#### [To do]
Type out the data exactly as given. Skip any image.

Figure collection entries

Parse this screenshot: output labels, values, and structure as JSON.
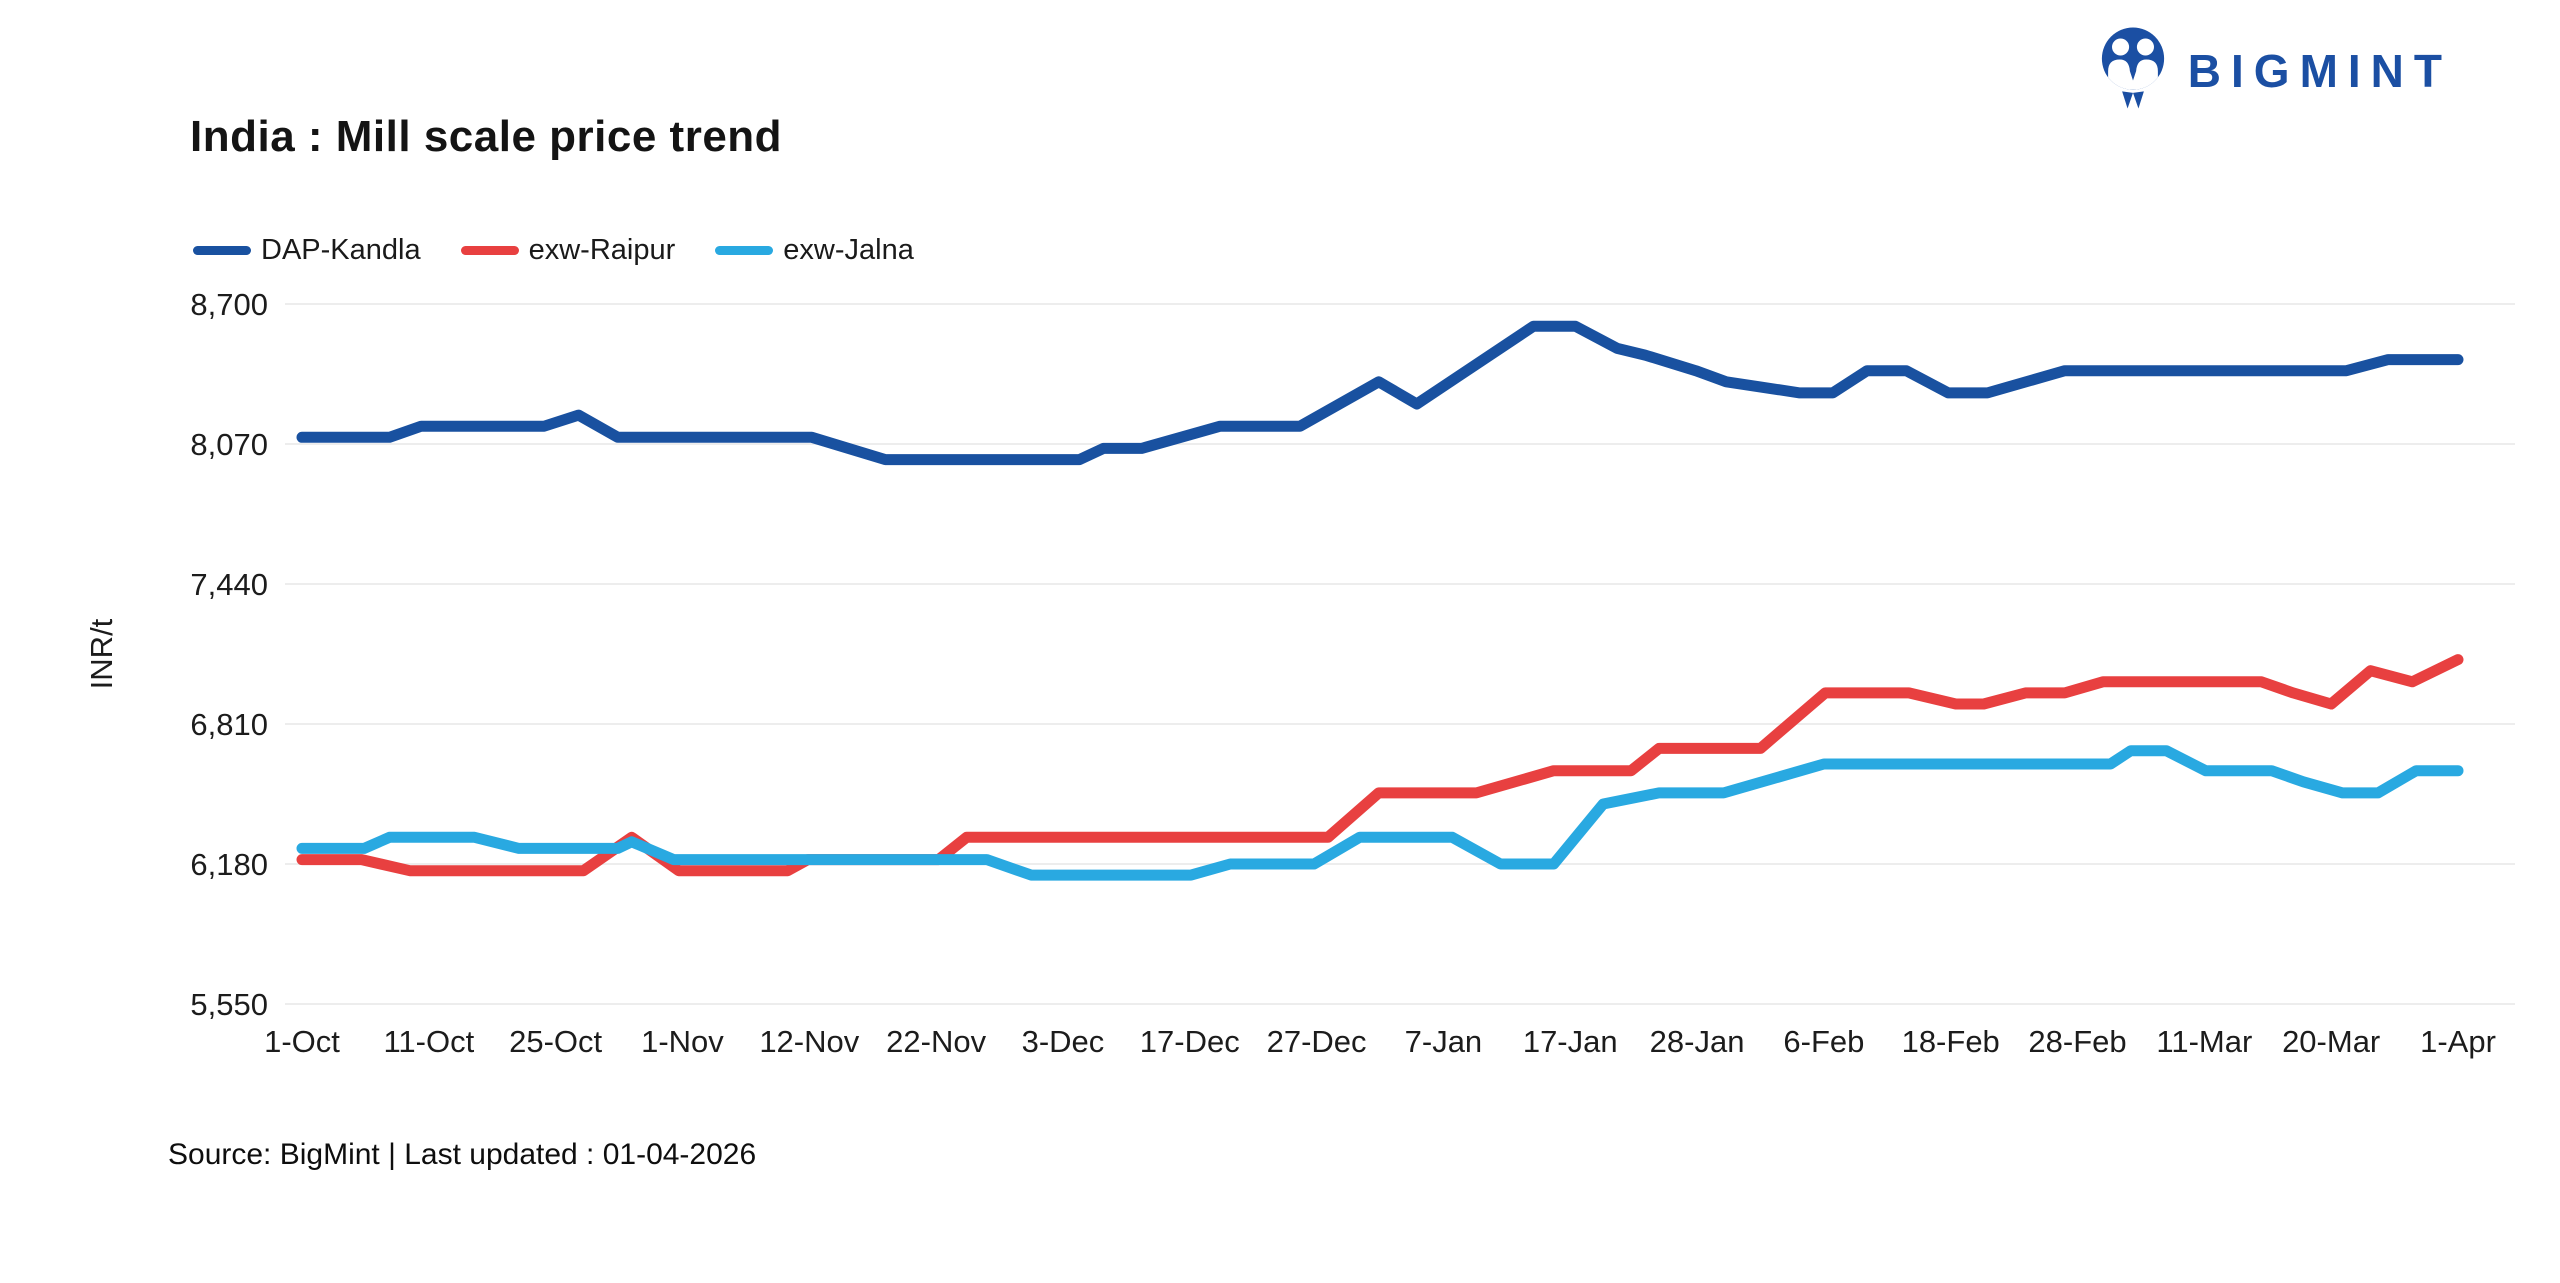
{
  "header": {
    "title": "India : Mill scale price trend",
    "brand": "BIGMINT"
  },
  "legend": [
    {
      "label": "DAP-Kandla",
      "color": "#1951a0"
    },
    {
      "label": "exw-Raipur",
      "color": "#e84040"
    },
    {
      "label": "exw-Jalna",
      "color": "#29a9e1"
    }
  ],
  "axes": {
    "y_title": "INR/t",
    "y_tick_labels": [
      "5,550",
      "6,180",
      "6,810",
      "7,440",
      "8,070",
      "8,700"
    ],
    "x_tick_labels": [
      "1-Oct",
      "11-Oct",
      "25-Oct",
      "1-Nov",
      "12-Nov",
      "22-Nov",
      "3-Dec",
      "17-Dec",
      "27-Dec",
      "7-Jan",
      "17-Jan",
      "28-Jan",
      "6-Feb",
      "18-Feb",
      "28-Feb",
      "11-Mar",
      "20-Mar",
      "1-Apr"
    ]
  },
  "footer": {
    "source": "Source: BigMint | Last updated : 01-04-2026"
  },
  "colors": {
    "grid": "#ededed",
    "tick_text": "#1c1c1c",
    "title_text": "#141414",
    "brand_blue": "#1b4fa3"
  },
  "chart_data": {
    "type": "line",
    "title": "India : Mill scale price trend",
    "xlabel": "",
    "ylabel": "INR/t",
    "ylim": [
      5550,
      8700
    ],
    "y_tick_values": [
      5550,
      6180,
      6810,
      7440,
      8070,
      8700
    ],
    "x_domain": [
      0,
      17
    ],
    "x_tick_labels": [
      "1-Oct",
      "11-Oct",
      "25-Oct",
      "1-Nov",
      "12-Nov",
      "22-Nov",
      "3-Dec",
      "17-Dec",
      "27-Dec",
      "7-Jan",
      "17-Jan",
      "28-Jan",
      "6-Feb",
      "18-Feb",
      "28-Feb",
      "11-Mar",
      "20-Mar",
      "1-Apr"
    ],
    "grid": "horizontal",
    "legend_position": "top-left",
    "series": [
      {
        "name": "DAP-Kandla",
        "color": "#1951a0",
        "points": [
          [
            0,
            8100
          ],
          [
            0.69,
            8100
          ],
          [
            0.94,
            8150
          ],
          [
            1.91,
            8150
          ],
          [
            2.18,
            8200
          ],
          [
            2.49,
            8100
          ],
          [
            4.02,
            8100
          ],
          [
            4.6,
            8000
          ],
          [
            6.13,
            8000
          ],
          [
            6.32,
            8050
          ],
          [
            6.62,
            8050
          ],
          [
            7.24,
            8150
          ],
          [
            7.87,
            8150
          ],
          [
            8.49,
            8350
          ],
          [
            8.79,
            8250
          ],
          [
            9.71,
            8600
          ],
          [
            10.04,
            8600
          ],
          [
            10.37,
            8500
          ],
          [
            10.59,
            8470
          ],
          [
            10.99,
            8400
          ],
          [
            11.23,
            8350
          ],
          [
            11.81,
            8300
          ],
          [
            12.07,
            8300
          ],
          [
            12.34,
            8400
          ],
          [
            12.65,
            8400
          ],
          [
            12.98,
            8300
          ],
          [
            13.29,
            8300
          ],
          [
            13.9,
            8400
          ],
          [
            16.12,
            8400
          ],
          [
            16.45,
            8450
          ],
          [
            17,
            8450
          ]
        ]
      },
      {
        "name": "exw-Raipur",
        "color": "#e84040",
        "points": [
          [
            0,
            6200
          ],
          [
            0.47,
            6200
          ],
          [
            0.85,
            6150
          ],
          [
            2.22,
            6150
          ],
          [
            2.6,
            6300
          ],
          [
            2.97,
            6150
          ],
          [
            3.83,
            6150
          ],
          [
            3.99,
            6200
          ],
          [
            5.02,
            6200
          ],
          [
            5.24,
            6300
          ],
          [
            8.09,
            6300
          ],
          [
            8.49,
            6500
          ],
          [
            9.26,
            6500
          ],
          [
            9.87,
            6600
          ],
          [
            10.48,
            6600
          ],
          [
            10.7,
            6700
          ],
          [
            11.5,
            6700
          ],
          [
            12.01,
            6950
          ],
          [
            12.67,
            6950
          ],
          [
            13.04,
            6900
          ],
          [
            13.26,
            6900
          ],
          [
            13.59,
            6950
          ],
          [
            13.9,
            6950
          ],
          [
            14.2,
            7000
          ],
          [
            15.45,
            7000
          ],
          [
            15.7,
            6950
          ],
          [
            16,
            6900
          ],
          [
            16.31,
            7050
          ],
          [
            16.64,
            7000
          ],
          [
            17,
            7100
          ]
        ]
      },
      {
        "name": "exw-Jalna",
        "color": "#29a9e1",
        "points": [
          [
            0,
            6250
          ],
          [
            0.49,
            6250
          ],
          [
            0.69,
            6300
          ],
          [
            1.36,
            6300
          ],
          [
            1.71,
            6250
          ],
          [
            2.49,
            6250
          ],
          [
            2.6,
            6280
          ],
          [
            2.93,
            6200
          ],
          [
            5.4,
            6200
          ],
          [
            5.75,
            6130
          ],
          [
            7.01,
            6130
          ],
          [
            7.32,
            6180
          ],
          [
            7.98,
            6180
          ],
          [
            8.34,
            6300
          ],
          [
            9.07,
            6300
          ],
          [
            9.45,
            6180
          ],
          [
            9.87,
            6180
          ],
          [
            10.26,
            6450
          ],
          [
            10.7,
            6500
          ],
          [
            11.21,
            6500
          ],
          [
            12,
            6630
          ],
          [
            14.26,
            6630
          ],
          [
            14.42,
            6690
          ],
          [
            14.7,
            6690
          ],
          [
            15.01,
            6600
          ],
          [
            15.53,
            6600
          ],
          [
            15.78,
            6550
          ],
          [
            16.09,
            6500
          ],
          [
            16.37,
            6500
          ],
          [
            16.67,
            6600
          ],
          [
            17,
            6600
          ]
        ]
      }
    ]
  }
}
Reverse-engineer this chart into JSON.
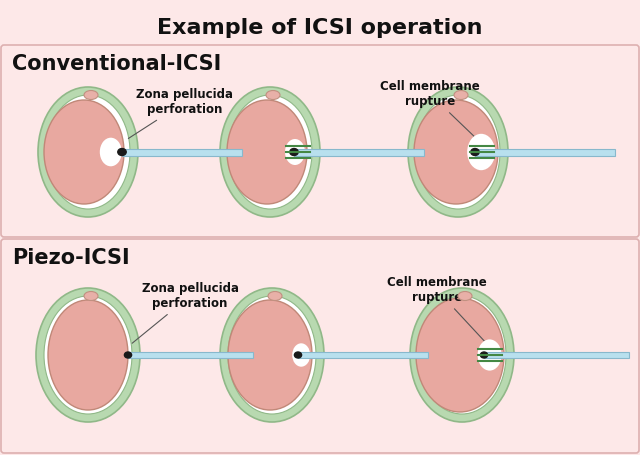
{
  "title": "Example of ICSI operation",
  "title_fontsize": 16,
  "title_fontweight": "bold",
  "bg_color": "#fde8e8",
  "section_label_top": "Conventional-ICSI",
  "section_label_bottom": "Piezo-ICSI",
  "section_label_fontsize": 15,
  "section_label_fontweight": "bold",
  "annotation_zona": "Zona pellucida\nperforation",
  "annotation_membrane": "Cell membrane\nrupture",
  "annotation_fontsize": 8.5,
  "zona_color": "#b8d9b0",
  "zona_edge": "#90b888",
  "zona_inner_color": "#ffffff",
  "cell_color": "#e8a8a0",
  "cell_edge": "#c08878",
  "needle_color": "#b8e0ee",
  "needle_edge": "#88b8cc",
  "needle_tip_color": "#1a1a1a",
  "polar_color": "#e8b0a8",
  "polar_edge": "#c09080",
  "green_line_color": "#448844",
  "sep_color": "#cccccc",
  "panel_edge": "#ddb0b0"
}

#### [Result of the exercise]
Parse this screenshot: output labels, values, and structure as JSON.
{
  "header": {
    "title": "India : Mill scale price trend",
    "brand": "BIGMINT"
  },
  "legend": [
    {
      "label": "DAP-Kandla",
      "color": "#1951a0"
    },
    {
      "label": "exw-Raipur",
      "color": "#e84040"
    },
    {
      "label": "exw-Jalna",
      "color": "#29a9e1"
    }
  ],
  "axes": {
    "y_title": "INR/t",
    "y_tick_labels": [
      "5,550",
      "6,180",
      "6,810",
      "7,440",
      "8,070",
      "8,700"
    ],
    "x_tick_labels": [
      "1-Oct",
      "11-Oct",
      "25-Oct",
      "1-Nov",
      "12-Nov",
      "22-Nov",
      "3-Dec",
      "17-Dec",
      "27-Dec",
      "7-Jan",
      "17-Jan",
      "28-Jan",
      "6-Feb",
      "18-Feb",
      "28-Feb",
      "11-Mar",
      "20-Mar",
      "1-Apr"
    ]
  },
  "footer": {
    "source": "Source: BigMint | Last updated : 01-04-2026"
  },
  "colors": {
    "grid": "#ededed",
    "tick_text": "#1c1c1c",
    "title_text": "#141414",
    "brand_blue": "#1b4fa3"
  },
  "chart_data": {
    "type": "line",
    "title": "India : Mill scale price trend",
    "xlabel": "",
    "ylabel": "INR/t",
    "ylim": [
      5550,
      8700
    ],
    "y_tick_values": [
      5550,
      6180,
      6810,
      7440,
      8070,
      8700
    ],
    "x_domain": [
      0,
      17
    ],
    "x_tick_labels": [
      "1-Oct",
      "11-Oct",
      "25-Oct",
      "1-Nov",
      "12-Nov",
      "22-Nov",
      "3-Dec",
      "17-Dec",
      "27-Dec",
      "7-Jan",
      "17-Jan",
      "28-Jan",
      "6-Feb",
      "18-Feb",
      "28-Feb",
      "11-Mar",
      "20-Mar",
      "1-Apr"
    ],
    "grid": "horizontal",
    "legend_position": "top-left",
    "series": [
      {
        "name": "DAP-Kandla",
        "color": "#1951a0",
        "points": [
          [
            0,
            8100
          ],
          [
            0.69,
            8100
          ],
          [
            0.94,
            8150
          ],
          [
            1.91,
            8150
          ],
          [
            2.18,
            8200
          ],
          [
            2.49,
            8100
          ],
          [
            4.02,
            8100
          ],
          [
            4.6,
            8000
          ],
          [
            6.13,
            8000
          ],
          [
            6.32,
            8050
          ],
          [
            6.62,
            8050
          ],
          [
            7.24,
            8150
          ],
          [
            7.87,
            8150
          ],
          [
            8.49,
            8350
          ],
          [
            8.79,
            8250
          ],
          [
            9.71,
            8600
          ],
          [
            10.04,
            8600
          ],
          [
            10.37,
            8500
          ],
          [
            10.59,
            8470
          ],
          [
            10.99,
            8400
          ],
          [
            11.23,
            8350
          ],
          [
            11.81,
            8300
          ],
          [
            12.07,
            8300
          ],
          [
            12.34,
            8400
          ],
          [
            12.65,
            8400
          ],
          [
            12.98,
            8300
          ],
          [
            13.29,
            8300
          ],
          [
            13.9,
            8400
          ],
          [
            16.12,
            8400
          ],
          [
            16.45,
            8450
          ],
          [
            17,
            8450
          ]
        ]
      },
      {
        "name": "exw-Raipur",
        "color": "#e84040",
        "points": [
          [
            0,
            6200
          ],
          [
            0.47,
            6200
          ],
          [
            0.85,
            6150
          ],
          [
            2.22,
            6150
          ],
          [
            2.6,
            6300
          ],
          [
            2.97,
            6150
          ],
          [
            3.83,
            6150
          ],
          [
            3.99,
            6200
          ],
          [
            5.02,
            6200
          ],
          [
            5.24,
            6300
          ],
          [
            8.09,
            6300
          ],
          [
            8.49,
            6500
          ],
          [
            9.26,
            6500
          ],
          [
            9.87,
            6600
          ],
          [
            10.48,
            6600
          ],
          [
            10.7,
            6700
          ],
          [
            11.5,
            6700
          ],
          [
            12.01,
            6950
          ],
          [
            12.67,
            6950
          ],
          [
            13.04,
            6900
          ],
          [
            13.26,
            6900
          ],
          [
            13.59,
            6950
          ],
          [
            13.9,
            6950
          ],
          [
            14.2,
            7000
          ],
          [
            15.45,
            7000
          ],
          [
            15.7,
            6950
          ],
          [
            16,
            6900
          ],
          [
            16.31,
            7050
          ],
          [
            16.64,
            7000
          ],
          [
            17,
            7100
          ]
        ]
      },
      {
        "name": "exw-Jalna",
        "color": "#29a9e1",
        "points": [
          [
            0,
            6250
          ],
          [
            0.49,
            6250
          ],
          [
            0.69,
            6300
          ],
          [
            1.36,
            6300
          ],
          [
            1.71,
            6250
          ],
          [
            2.49,
            6250
          ],
          [
            2.6,
            6280
          ],
          [
            2.93,
            6200
          ],
          [
            5.4,
            6200
          ],
          [
            5.75,
            6130
          ],
          [
            7.01,
            6130
          ],
          [
            7.32,
            6180
          ],
          [
            7.98,
            6180
          ],
          [
            8.34,
            6300
          ],
          [
            9.07,
            6300
          ],
          [
            9.45,
            6180
          ],
          [
            9.87,
            6180
          ],
          [
            10.26,
            6450
          ],
          [
            10.7,
            6500
          ],
          [
            11.21,
            6500
          ],
          [
            12,
            6630
          ],
          [
            14.26,
            6630
          ],
          [
            14.42,
            6690
          ],
          [
            14.7,
            6690
          ],
          [
            15.01,
            6600
          ],
          [
            15.53,
            6600
          ],
          [
            15.78,
            6550
          ],
          [
            16.09,
            6500
          ],
          [
            16.37,
            6500
          ],
          [
            16.67,
            6600
          ],
          [
            17,
            6600
          ]
        ]
      }
    ]
  }
}
Reverse-engineer this chart into JSON.
{
  "title": "Example of ICSI operation",
  "title_fontsize": 16,
  "title_fontweight": "bold",
  "bg_color": "#fde8e8",
  "section_label_top": "Conventional-ICSI",
  "section_label_bottom": "Piezo-ICSI",
  "section_label_fontsize": 15,
  "section_label_fontweight": "bold",
  "annotation_zona": "Zona pellucida\nperforation",
  "annotation_membrane": "Cell membrane\nrupture",
  "annotation_fontsize": 8.5,
  "zona_color": "#b8d9b0",
  "zona_edge": "#90b888",
  "zona_inner_color": "#ffffff",
  "cell_color": "#e8a8a0",
  "cell_edge": "#c08878",
  "needle_color": "#b8e0ee",
  "needle_edge": "#88b8cc",
  "needle_tip_color": "#1a1a1a",
  "polar_color": "#e8b0a8",
  "polar_edge": "#c09080",
  "green_line_color": "#448844",
  "sep_color": "#cccccc",
  "panel_edge": "#ddb0b0"
}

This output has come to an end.